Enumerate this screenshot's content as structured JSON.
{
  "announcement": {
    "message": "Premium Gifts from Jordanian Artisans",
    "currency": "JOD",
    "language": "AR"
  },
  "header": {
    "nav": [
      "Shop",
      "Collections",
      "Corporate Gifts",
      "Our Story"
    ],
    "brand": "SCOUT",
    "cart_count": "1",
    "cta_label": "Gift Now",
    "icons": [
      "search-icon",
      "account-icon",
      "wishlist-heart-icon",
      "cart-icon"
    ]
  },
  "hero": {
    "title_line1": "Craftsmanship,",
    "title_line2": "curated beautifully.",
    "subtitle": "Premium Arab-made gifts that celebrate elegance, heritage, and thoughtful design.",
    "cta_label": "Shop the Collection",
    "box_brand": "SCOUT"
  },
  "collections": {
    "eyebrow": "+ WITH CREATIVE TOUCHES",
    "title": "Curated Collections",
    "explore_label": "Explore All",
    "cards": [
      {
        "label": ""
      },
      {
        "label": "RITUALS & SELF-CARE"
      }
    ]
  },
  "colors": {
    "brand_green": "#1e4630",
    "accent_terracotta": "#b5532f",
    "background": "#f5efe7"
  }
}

PROBLEM REQUIREMENTS: Copy out the whole listing exactly as written.

SOLUTION:
Enumerate this screenshot's content as structured JSON.
{
  "announcement": {
    "message": "Premium Gifts from Jordanian Artisans",
    "currency": "JOD",
    "language": "AR"
  },
  "header": {
    "nav": [
      "Shop",
      "Collections",
      "Corporate Gifts",
      "Our Story"
    ],
    "brand": "SCOUT",
    "cart_count": "1",
    "cta_label": "Gift Now",
    "icons": [
      "search-icon",
      "account-icon",
      "wishlist-heart-icon",
      "cart-icon"
    ]
  },
  "hero": {
    "title_line1": "Craftsmanship,",
    "title_line2": "curated beautifully.",
    "subtitle": "Premium Arab-made gifts that celebrate elegance, heritage, and thoughtful design.",
    "cta_label": "Shop the Collection",
    "box_brand": "SCOUT"
  },
  "collections": {
    "eyebrow": "+ WITH CREATIVE TOUCHES",
    "title": "Curated Collections",
    "explore_label": "Explore All",
    "cards": [
      {
        "label": ""
      },
      {
        "label": "RITUALS & SELF-CARE"
      }
    ]
  },
  "colors": {
    "brand_green": "#1e4630",
    "accent_terracotta": "#b5532f",
    "background": "#f5efe7"
  }
}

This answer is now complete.